— Task material —
━━━━━━━━

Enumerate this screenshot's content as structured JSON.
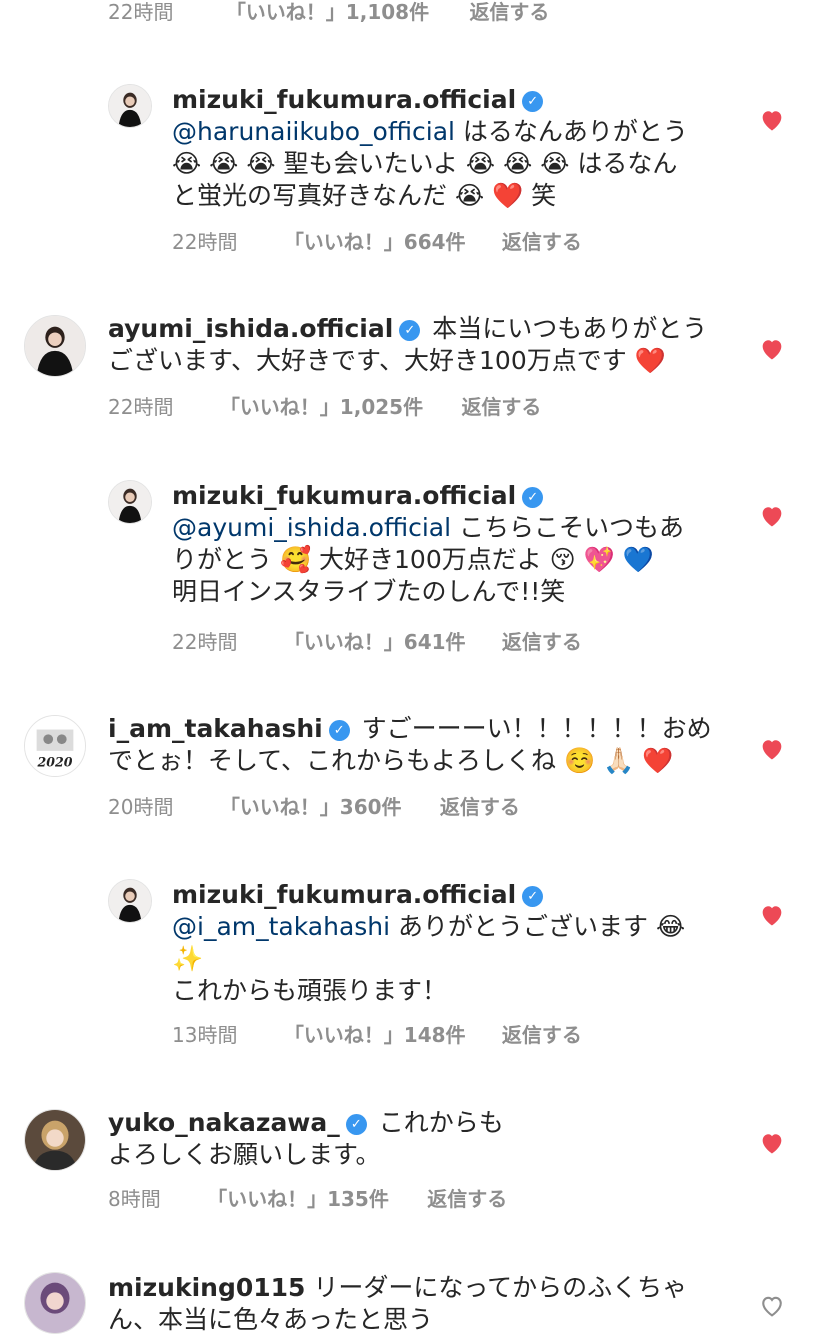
{
  "top_meta": {
    "time": "22時間",
    "likes": "「いいね！」1,108件",
    "reply": "返信する"
  },
  "comments": [
    {
      "username": "mizuki_fukumura.official",
      "mention": "@harunaiikubo_official",
      "line1_rest": " はるなんありがとう",
      "line2": "😭 😭 😭 聖も会いたいよ 😭 😭 😭 はるなん",
      "line3": "と蛍光の写真好きなんだ 😭 ❤️ 笑",
      "time": "22時間",
      "likes": "「いいね！」664件",
      "reply": "返信する"
    },
    {
      "username": "ayumi_ishida.official",
      "line1_rest": " 本当にいつもありがとう",
      "line2": "ございます、大好きです、大好き100万点です ❤️",
      "time": "22時間",
      "likes": "「いいね！」1,025件",
      "reply": "返信する"
    },
    {
      "username": "mizuki_fukumura.official",
      "mention": "@ayumi_ishida.official",
      "line1_rest": " こちらこそいつもあ",
      "line2": "りがとう 🥰 大好き100万点だよ 😚 💖 💙",
      "line3": "明日インスタライブたのしんで!!笑",
      "time": "22時間",
      "likes": "「いいね！」641件",
      "reply": "返信する"
    },
    {
      "username": "i_am_takahashi",
      "line1_rest": " すごーーーい！！！！！！おめ",
      "line2": "でとぉ！そして、これからもよろしくね ☺️ 🙏🏻 ❤️",
      "time": "20時間",
      "likes": "「いいね！」360件",
      "reply": "返信する"
    },
    {
      "username": "mizuki_fukumura.official",
      "mention": "@i_am_takahashi",
      "line1_rest": " ありがとうございます 😂",
      "line2": "✨",
      "line3": "これからも頑張ります！",
      "time": "13時間",
      "likes": "「いいね！」148件",
      "reply": "返信する"
    },
    {
      "username": "yuko_nakazawa_",
      "line1_rest": " これからも",
      "line2": "よろしくお願いします。",
      "time": "8時間",
      "likes": "「いいね！」135件",
      "reply": "返信する"
    },
    {
      "username": "mizuking0115",
      "line1_rest": " リーダーになってからのふくちゃ",
      "line2": "ん、本当に色々あったと思う"
    }
  ],
  "colors": {
    "heart_liked": "#ed4956",
    "verified": "#3897f0",
    "meta": "#8e8e8e",
    "mention": "#00376b"
  },
  "icons": {
    "liked": "heart-filled-icon",
    "unliked": "heart-outline-icon",
    "verified": "verified-badge-icon"
  }
}
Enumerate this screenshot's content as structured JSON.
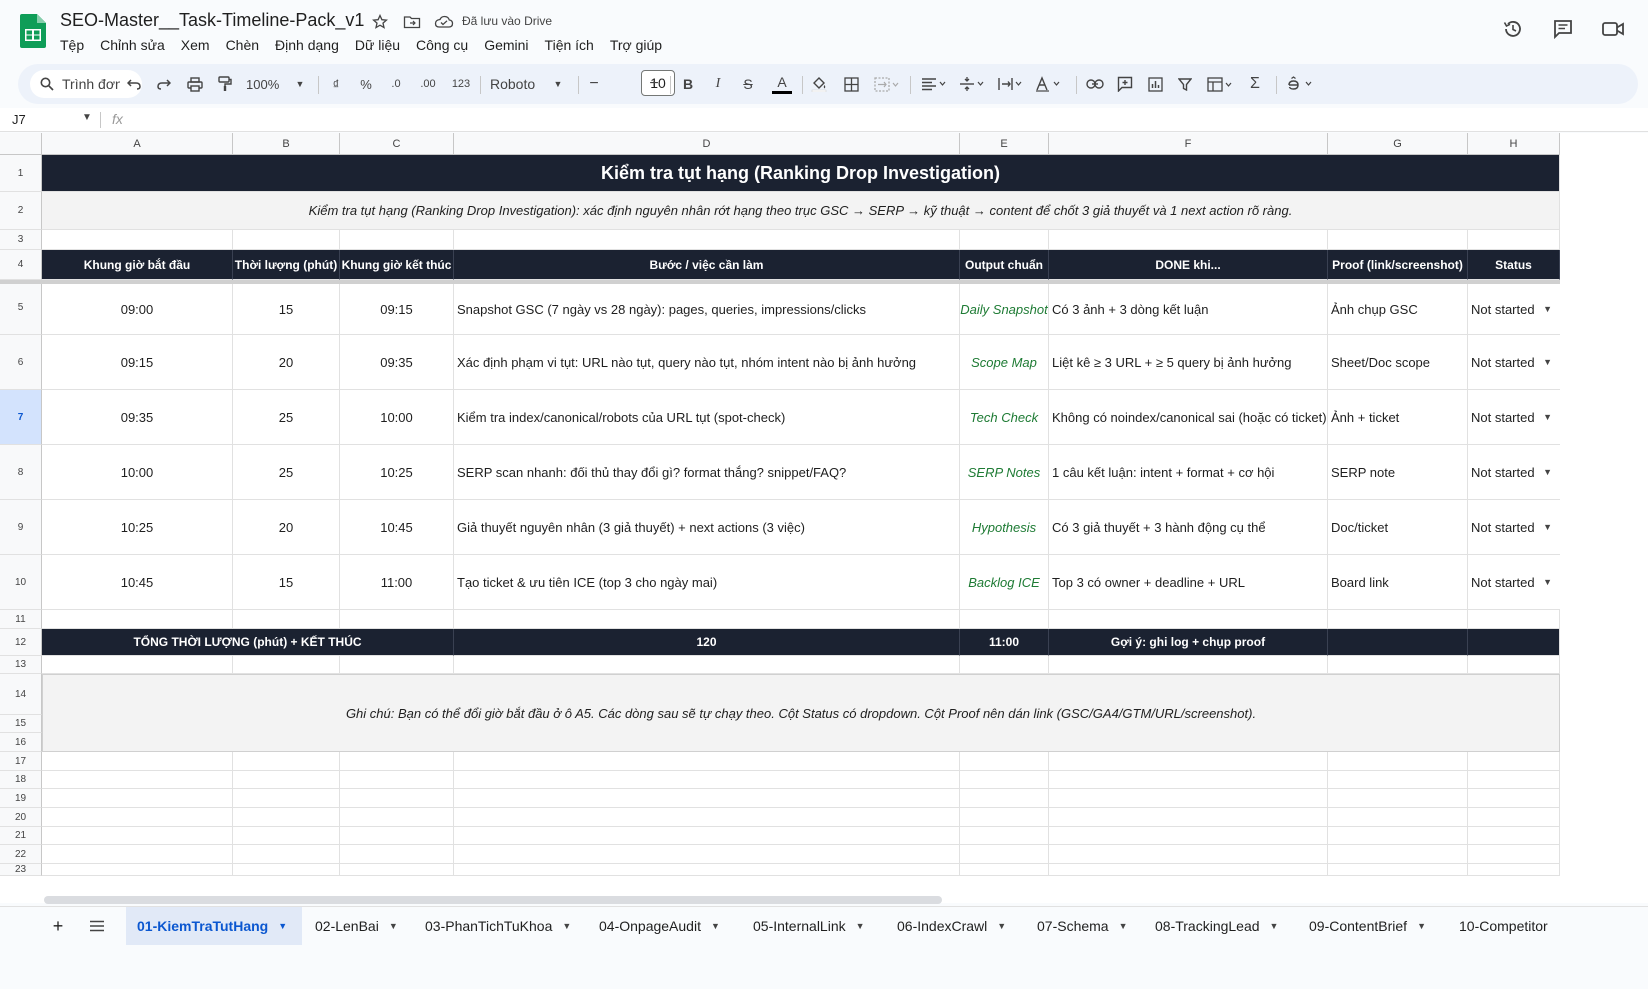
{
  "app": {
    "doc_title": "SEO-Master__Task-Timeline-Pack_v1",
    "saved_status": "Đã lưu vào Drive",
    "menus": [
      "Tệp",
      "Chỉnh sửa",
      "Xem",
      "Chèn",
      "Định dạng",
      "Dữ liệu",
      "Công cụ",
      "Gemini",
      "Tiện ích",
      "Trợ giúp"
    ]
  },
  "toolbar": {
    "search_menus": "Trình đơn",
    "zoom": "100%",
    "currency": "₫",
    "percent": "%",
    "dec_decrease": ".0",
    "dec_increase": ".00",
    "number_format": "123",
    "font": "Roboto",
    "font_size": "10",
    "minus": "−",
    "plus": "+",
    "bold": "B",
    "italic": "I",
    "strike": "S",
    "text_color": "A",
    "sum": "Σ"
  },
  "formula": {
    "name_box": "J7",
    "fx": "fx"
  },
  "columns": [
    "A",
    "B",
    "C",
    "D",
    "E",
    "F",
    "G",
    "H"
  ],
  "rows": [
    "1",
    "2",
    "3",
    "4",
    "5",
    "6",
    "7",
    "8",
    "9",
    "10",
    "11",
    "12",
    "13",
    "14",
    "15",
    "16",
    "17",
    "18",
    "19",
    "20",
    "21",
    "22",
    "23"
  ],
  "sheet": {
    "title": "Kiểm tra tụt hạng (Ranking Drop Investigation)",
    "subtitle": "Kiểm tra tụt hạng (Ranking Drop Investigation): xác định nguyên nhân rớt hạng theo trục GSC → SERP → kỹ thuật → content để chốt 3 giả thuyết và 1 next action rõ ràng.",
    "headers": [
      "Khung giờ bắt đầu",
      "Thời lượng (phút)",
      "Khung giờ kết thúc",
      "Bước / việc cần làm",
      "Output chuẩn",
      "DONE khi...",
      "Proof (link/screenshot)",
      "Status"
    ],
    "tasks": [
      {
        "start": "09:00",
        "dur": "15",
        "end": "09:15",
        "step": "Snapshot GSC (7 ngày vs 28 ngày): pages, queries, impressions/clicks",
        "output": "Daily Snapshot",
        "done": "Có 3 ảnh + 3 dòng kết luận",
        "proof": "Ảnh chụp GSC",
        "status": "Not started"
      },
      {
        "start": "09:15",
        "dur": "20",
        "end": "09:35",
        "step": "Xác định phạm vi tụt: URL nào tụt, query nào tụt, nhóm intent nào bị ảnh hưởng",
        "output": "Scope Map",
        "done": "Liệt kê ≥ 3 URL + ≥ 5 query bị ảnh hưởng",
        "proof": "Sheet/Doc scope",
        "status": "Not started"
      },
      {
        "start": "09:35",
        "dur": "25",
        "end": "10:00",
        "step": "Kiểm tra index/canonical/robots của URL tụt (spot-check)",
        "output": "Tech Check",
        "done": "Không có noindex/canonical sai (hoặc có ticket)",
        "proof": "Ảnh + ticket",
        "status": "Not started"
      },
      {
        "start": "10:00",
        "dur": "25",
        "end": "10:25",
        "step": "SERP scan nhanh: đối thủ thay đổi gì? format thắng? snippet/FAQ?",
        "output": "SERP Notes",
        "done": "1 câu kết luận: intent + format + cơ hội",
        "proof": "SERP note",
        "status": "Not started"
      },
      {
        "start": "10:25",
        "dur": "20",
        "end": "10:45",
        "step": "Giả thuyết nguyên nhân (3 giả thuyết) + next actions (3 việc)",
        "output": "Hypothesis",
        "done": "Có 3 giả thuyết + 3 hành động cụ thể",
        "proof": "Doc/ticket",
        "status": "Not started"
      },
      {
        "start": "10:45",
        "dur": "15",
        "end": "11:00",
        "step": "Tạo ticket & ưu tiên ICE (top 3 cho ngày mai)",
        "output": "Backlog ICE",
        "done": "Top 3 có owner + deadline + URL",
        "proof": "Board link",
        "status": "Not started"
      }
    ],
    "total": {
      "label": "TỔNG THỜI LƯỢNG (phút) + KẾT THÚC",
      "minutes": "120",
      "end": "11:00",
      "hint": "Gợi ý: ghi log + chụp proof"
    },
    "note": "Ghi chú: Bạn có thể đổi giờ bắt đầu ở ô A5. Các dòng sau sẽ tự chạy theo. Cột Status có dropdown. Cột Proof nên dán link (GSC/GA4/GTM/URL/screenshot)."
  },
  "tabs": [
    {
      "label": "01-KiemTraTutHang",
      "active": true
    },
    {
      "label": "02-LenBai"
    },
    {
      "label": "03-PhanTichTuKhoa"
    },
    {
      "label": "04-OnpageAudit"
    },
    {
      "label": "05-InternalLink"
    },
    {
      "label": "06-IndexCrawl"
    },
    {
      "label": "07-Schema"
    },
    {
      "label": "08-TrackingLead"
    },
    {
      "label": "09-ContentBrief"
    },
    {
      "label": "10-Competitor"
    }
  ],
  "colors": {
    "dark_header": "#1b2231",
    "output_green": "#1e7b34",
    "active_tab": "#0b57d0",
    "toolbar_bg": "#edf2fa"
  }
}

━━━━━━━━

— Task —
Give solely the number of lines in the data that contain the string "verified".

— Solution below —
2